# TO BE DONE:
Draw out every line with the word "Total" from the listing below.

Stored records:

--- start ---

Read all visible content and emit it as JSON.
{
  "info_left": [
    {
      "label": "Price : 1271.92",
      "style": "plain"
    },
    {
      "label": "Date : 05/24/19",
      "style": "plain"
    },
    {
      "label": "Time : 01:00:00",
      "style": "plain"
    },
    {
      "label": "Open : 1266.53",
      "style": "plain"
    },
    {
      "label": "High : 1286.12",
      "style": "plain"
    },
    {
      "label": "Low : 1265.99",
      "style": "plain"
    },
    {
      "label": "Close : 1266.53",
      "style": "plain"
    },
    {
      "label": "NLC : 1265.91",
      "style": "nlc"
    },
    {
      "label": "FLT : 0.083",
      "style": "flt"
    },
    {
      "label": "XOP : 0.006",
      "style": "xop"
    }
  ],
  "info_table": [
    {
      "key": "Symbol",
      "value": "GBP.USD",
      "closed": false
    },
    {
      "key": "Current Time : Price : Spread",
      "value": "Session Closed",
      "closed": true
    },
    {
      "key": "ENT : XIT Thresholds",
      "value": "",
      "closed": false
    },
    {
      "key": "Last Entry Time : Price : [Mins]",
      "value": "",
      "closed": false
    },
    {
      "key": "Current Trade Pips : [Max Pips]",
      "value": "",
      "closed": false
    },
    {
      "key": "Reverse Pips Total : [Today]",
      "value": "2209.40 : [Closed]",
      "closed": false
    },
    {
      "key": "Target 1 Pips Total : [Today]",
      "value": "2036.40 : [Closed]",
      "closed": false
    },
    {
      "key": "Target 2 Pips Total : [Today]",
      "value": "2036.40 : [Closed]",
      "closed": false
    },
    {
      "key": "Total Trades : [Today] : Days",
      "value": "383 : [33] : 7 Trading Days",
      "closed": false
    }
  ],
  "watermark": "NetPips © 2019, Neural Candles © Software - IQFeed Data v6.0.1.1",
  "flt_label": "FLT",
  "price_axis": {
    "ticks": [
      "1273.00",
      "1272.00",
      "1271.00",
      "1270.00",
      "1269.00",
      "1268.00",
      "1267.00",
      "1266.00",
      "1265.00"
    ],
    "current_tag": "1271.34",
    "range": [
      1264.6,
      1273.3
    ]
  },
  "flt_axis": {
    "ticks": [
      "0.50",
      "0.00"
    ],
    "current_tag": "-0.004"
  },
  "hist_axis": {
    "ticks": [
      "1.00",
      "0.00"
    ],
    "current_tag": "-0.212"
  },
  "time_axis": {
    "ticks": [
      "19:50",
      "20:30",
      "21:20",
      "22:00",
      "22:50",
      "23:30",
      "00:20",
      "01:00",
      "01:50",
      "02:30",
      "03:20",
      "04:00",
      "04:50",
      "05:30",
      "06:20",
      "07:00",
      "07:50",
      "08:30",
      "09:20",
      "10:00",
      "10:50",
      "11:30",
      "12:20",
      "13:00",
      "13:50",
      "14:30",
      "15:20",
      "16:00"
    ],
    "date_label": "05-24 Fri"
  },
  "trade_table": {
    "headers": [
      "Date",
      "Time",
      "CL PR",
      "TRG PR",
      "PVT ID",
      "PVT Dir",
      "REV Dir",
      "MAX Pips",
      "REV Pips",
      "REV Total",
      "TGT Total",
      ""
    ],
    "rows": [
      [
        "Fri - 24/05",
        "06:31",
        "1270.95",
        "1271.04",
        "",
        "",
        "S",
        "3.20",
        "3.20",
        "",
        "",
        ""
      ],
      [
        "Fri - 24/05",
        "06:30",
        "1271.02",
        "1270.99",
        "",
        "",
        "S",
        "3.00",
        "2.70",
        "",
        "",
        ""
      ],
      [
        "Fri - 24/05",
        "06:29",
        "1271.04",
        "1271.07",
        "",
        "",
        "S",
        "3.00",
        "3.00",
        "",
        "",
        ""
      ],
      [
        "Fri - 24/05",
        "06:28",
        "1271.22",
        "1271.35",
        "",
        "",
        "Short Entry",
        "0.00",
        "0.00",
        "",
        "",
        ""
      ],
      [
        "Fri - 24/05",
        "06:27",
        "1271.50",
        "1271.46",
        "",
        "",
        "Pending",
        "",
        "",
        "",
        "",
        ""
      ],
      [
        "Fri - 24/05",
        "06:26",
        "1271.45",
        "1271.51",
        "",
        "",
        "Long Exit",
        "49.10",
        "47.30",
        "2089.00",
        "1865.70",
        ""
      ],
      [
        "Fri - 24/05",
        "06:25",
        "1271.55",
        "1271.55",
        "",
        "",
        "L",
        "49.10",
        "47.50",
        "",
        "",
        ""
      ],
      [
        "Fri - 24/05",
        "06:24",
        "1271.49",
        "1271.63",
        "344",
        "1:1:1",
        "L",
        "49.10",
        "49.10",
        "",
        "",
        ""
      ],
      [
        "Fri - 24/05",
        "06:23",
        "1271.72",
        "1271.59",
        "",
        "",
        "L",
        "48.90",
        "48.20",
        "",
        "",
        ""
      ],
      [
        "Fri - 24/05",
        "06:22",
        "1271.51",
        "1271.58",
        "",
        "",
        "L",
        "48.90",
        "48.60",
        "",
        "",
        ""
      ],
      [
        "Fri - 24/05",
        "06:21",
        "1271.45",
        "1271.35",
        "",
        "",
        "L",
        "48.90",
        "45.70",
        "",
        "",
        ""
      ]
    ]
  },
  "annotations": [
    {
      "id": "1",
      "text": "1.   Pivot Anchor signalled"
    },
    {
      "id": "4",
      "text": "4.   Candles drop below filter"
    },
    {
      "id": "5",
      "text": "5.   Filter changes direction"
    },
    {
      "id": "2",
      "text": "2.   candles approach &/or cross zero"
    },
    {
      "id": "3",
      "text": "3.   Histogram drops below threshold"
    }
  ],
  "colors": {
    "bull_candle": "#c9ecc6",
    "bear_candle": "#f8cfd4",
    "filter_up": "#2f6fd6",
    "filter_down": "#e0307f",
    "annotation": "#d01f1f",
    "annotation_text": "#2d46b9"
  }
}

--- end ---

# SOLVED EXERCISE:
      "key": "Reverse Pips Total : [Today]",
      "key": "Target 1 Pips Total : [Today]",
      "key": "Target 2 Pips Total : [Today]",
      "key": "Total Trades : [Today] : Days",
      "REV Total",
      "TGT Total",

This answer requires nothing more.